» **TASK BRIEF**: Write out every entry exactly as given, but omit the pictures.

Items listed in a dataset
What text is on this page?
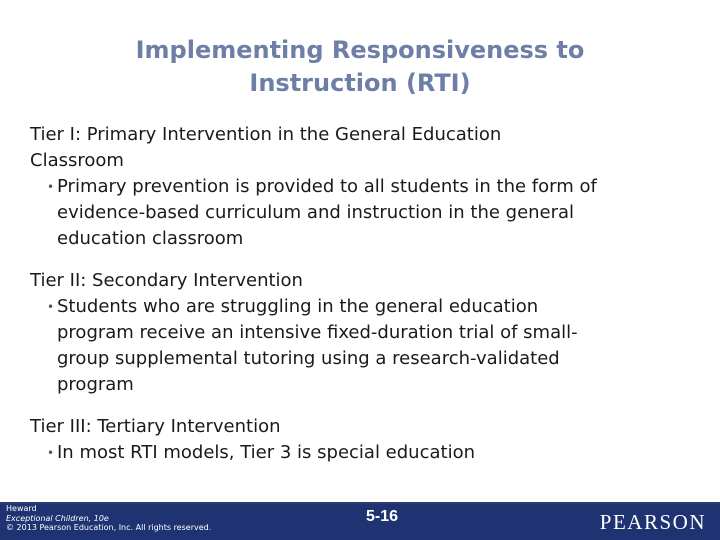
Implementing Responsiveness to
Instruction (RTI)
Tier I: Primary Intervention in the General Education
Classroom
• Primary prevention is provided to all students in the form of
evidence-based curriculum and instruction in the general
education classroom
Tier II: Secondary Intervention
• Students who are struggling in the general education
program receive an intensive fixed-duration trial of small-
group supplemental tutoring using a research-validated
program
Tier III: Tertiary Intervention
• In most RTI models, Tier 3 is special education
Heward
Exceptional Children, 10e
© 2013 Pearson Education, Inc. All rights reserved.
5-16	PEARSON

» **EXPECTED ANSWER**:
What text is on this page?
Implementing Responsiveness to
Instruction (RTI)
Tier I: Primary Intervention in the General Education
Classroom
• Primary prevention is provided to all students in the form of
evidence-based curriculum and instruction in the general
education classroom
Tier II: Secondary Intervention
• Students who are struggling in the general education
program receive an intensive fixed-duration trial of small-
group supplemental tutoring using a research-validated
program
Tier III: Tertiary Intervention
• In most RTI models, Tier 3 is special education
Heward
Exceptional Children, 10e
© 2013 Pearson Education, Inc. All rights reserved.
5-16	PEARSON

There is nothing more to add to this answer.